Write out the entries below once more, exactly, with the pictures left out.

§ **DATASET CONTENT**:

+ + + +

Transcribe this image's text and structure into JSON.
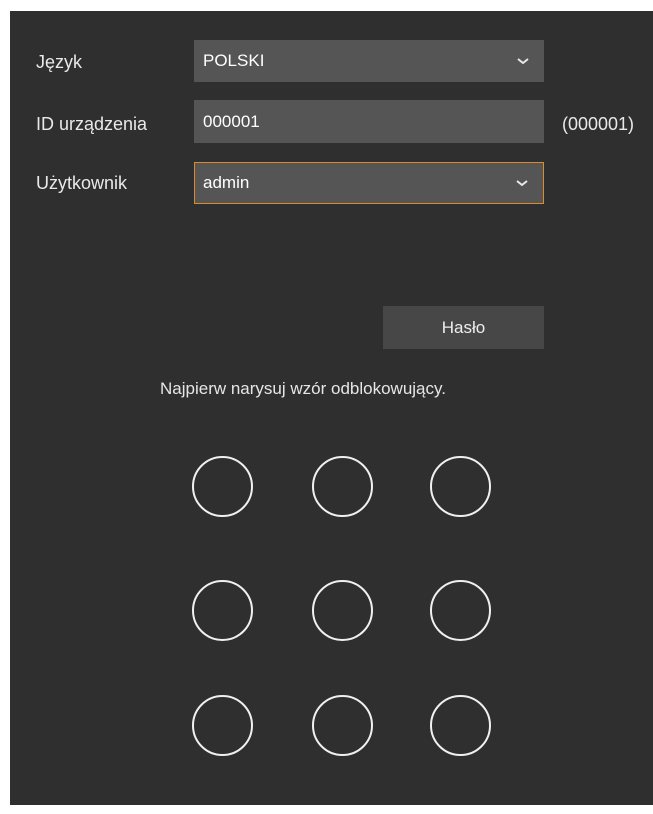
{
  "form": {
    "language": {
      "label": "Język",
      "value": "POLSKI"
    },
    "device_id": {
      "label": "ID urządzenia",
      "value": "000001",
      "hint": "(000001)"
    },
    "user": {
      "label": "Użytkownik",
      "value": "admin"
    }
  },
  "password_button": {
    "label": "Hasło"
  },
  "pattern": {
    "instruction": "Najpierw narysuj wzór odblokowujący.",
    "rows": 3,
    "cols": 3
  },
  "colors": {
    "panel_background": "#2f2f2f",
    "field_background": "#555555",
    "button_background": "#474747",
    "focus_border": "#d98c2b",
    "text": "#e9e9e9"
  }
}
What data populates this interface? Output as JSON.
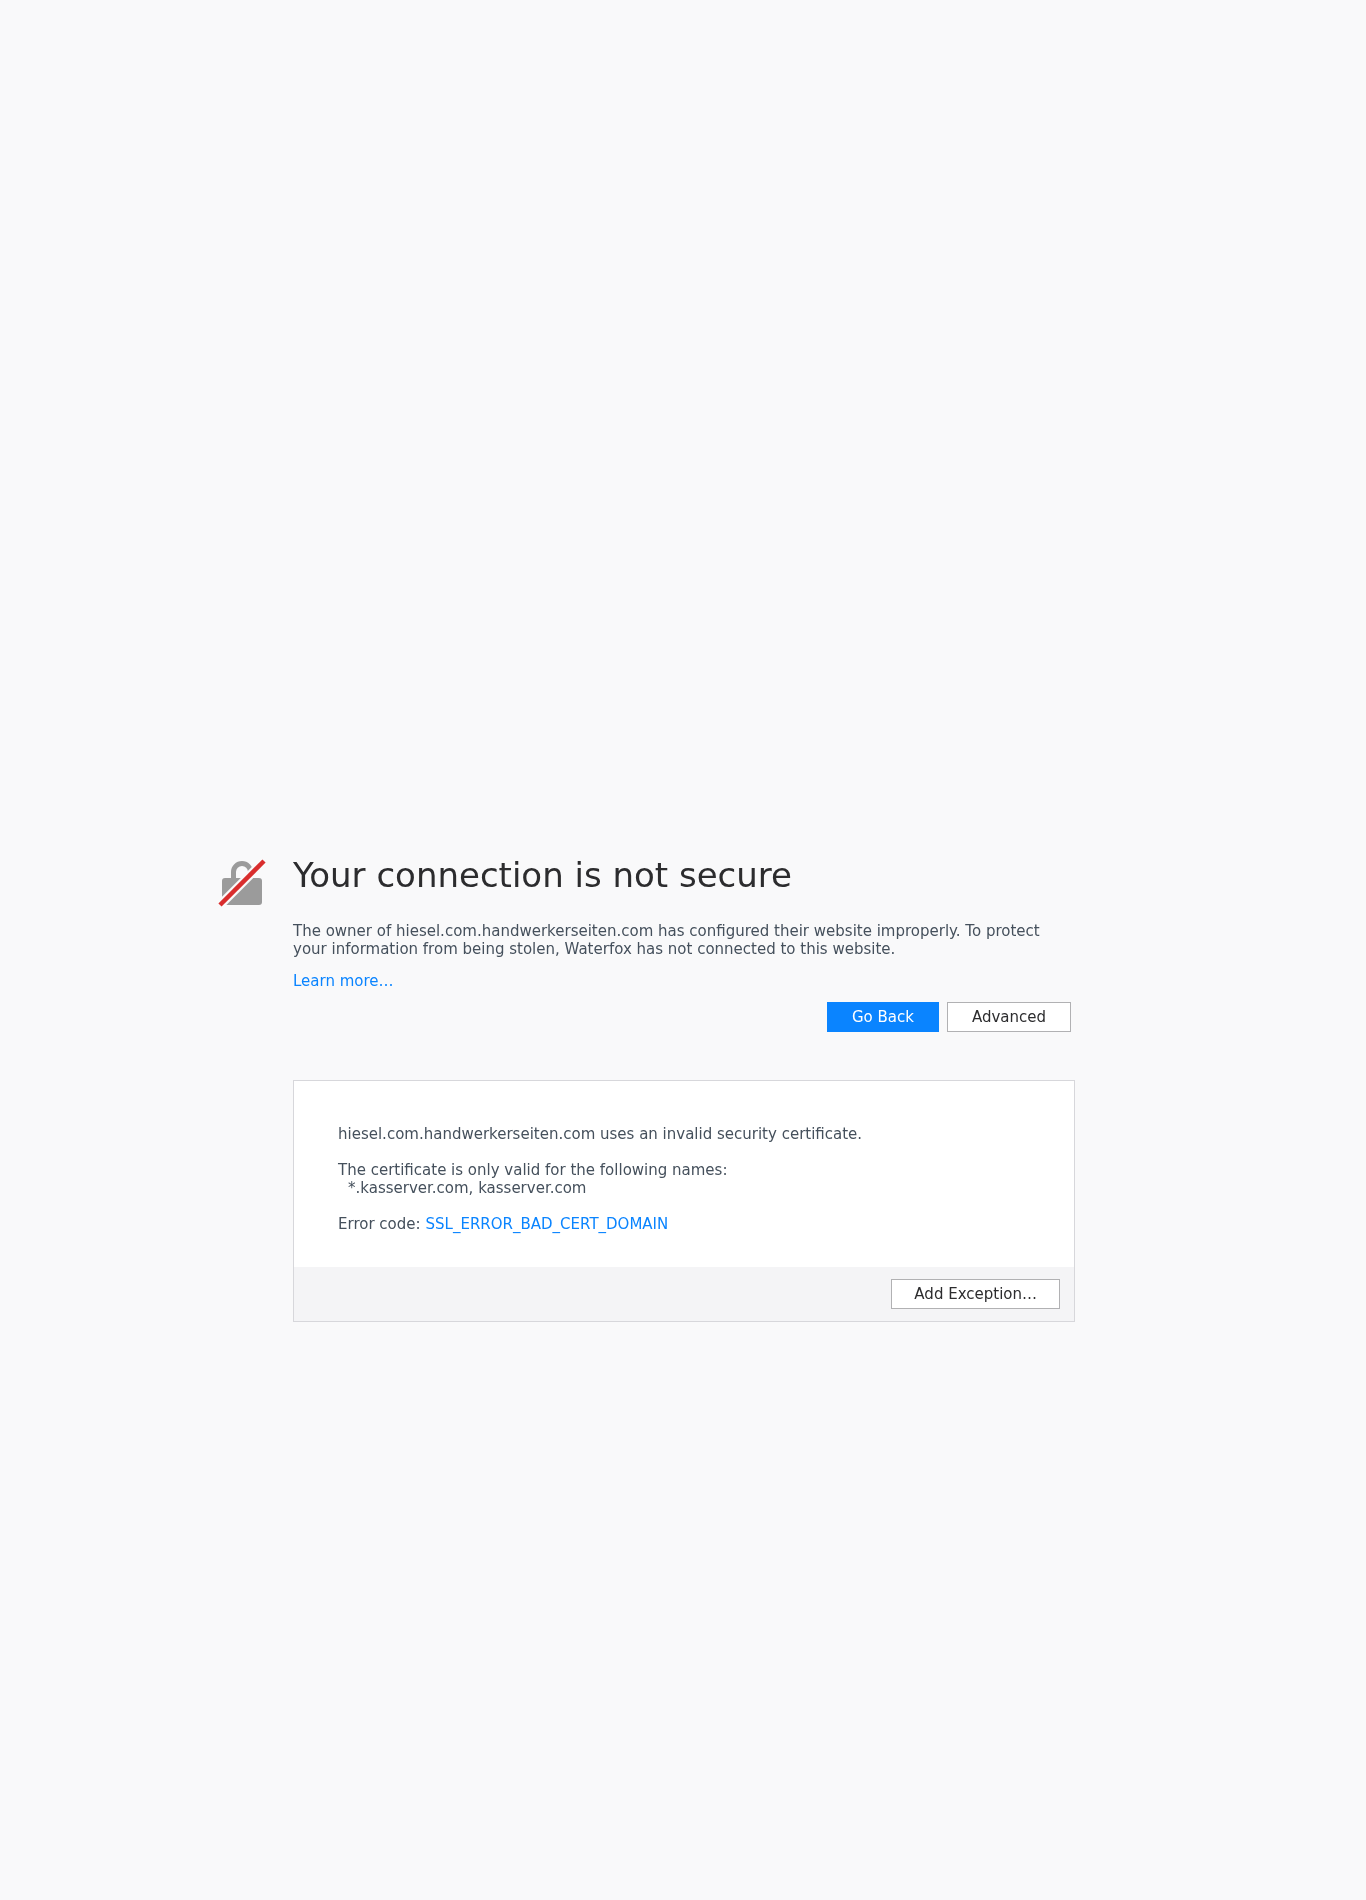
{
  "title": "Your connection is not secure",
  "description": "The owner of hiesel.com.handwerkerseiten.com has configured their website improperly. To protect your information from being stolen, Waterfox has not connected to this website.",
  "learn_more": "Learn more…",
  "buttons": [
    {
      "label": "Go Back",
      "kind": "primary"
    },
    {
      "label": "Advanced",
      "kind": "secondary"
    }
  ],
  "advanced_panel": {
    "message": "hiesel.com.handwerkerseiten.com uses an invalid security certificate.",
    "valid_names_label": "The certificate is only valid for the following names:",
    "valid_names": "*.kasserver.com, kasserver.com",
    "error_code_label": "Error code:",
    "error_code": "SSL_ERROR_BAD_CERT_DOMAIN",
    "footer_button": "Add Exception…"
  }
}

+ + + +

§ **CORRECT RESULT**:
Transcribe this image's text and structure into JSON.
{
  "form": {
    "language": {
      "label": "Język",
      "value": "POLSKI"
    },
    "device_id": {
      "label": "ID urządzenia",
      "value": "000001",
      "hint": "(000001)"
    },
    "user": {
      "label": "Użytkownik",
      "value": "admin"
    }
  },
  "password_button": {
    "label": "Hasło"
  },
  "pattern": {
    "instruction": "Najpierw narysuj wzór odblokowujący.",
    "rows": 3,
    "cols": 3
  },
  "colors": {
    "panel_background": "#2f2f2f",
    "field_background": "#555555",
    "button_background": "#474747",
    "focus_border": "#d98c2b",
    "text": "#e9e9e9"
  }
}
What data populates this interface? Output as JSON.
{
  "title": "Your connection is not secure",
  "description": "The owner of hiesel.com.handwerkerseiten.com has configured their website improperly. To protect your information from being stolen, Waterfox has not connected to this website.",
  "learn_more": "Learn more…",
  "buttons": [
    {
      "label": "Go Back",
      "kind": "primary"
    },
    {
      "label": "Advanced",
      "kind": "secondary"
    }
  ],
  "advanced_panel": {
    "message": "hiesel.com.handwerkerseiten.com uses an invalid security certificate.",
    "valid_names_label": "The certificate is only valid for the following names:",
    "valid_names": "*.kasserver.com, kasserver.com",
    "error_code_label": "Error code:",
    "error_code": "SSL_ERROR_BAD_CERT_DOMAIN",
    "footer_button": "Add Exception…"
  }
}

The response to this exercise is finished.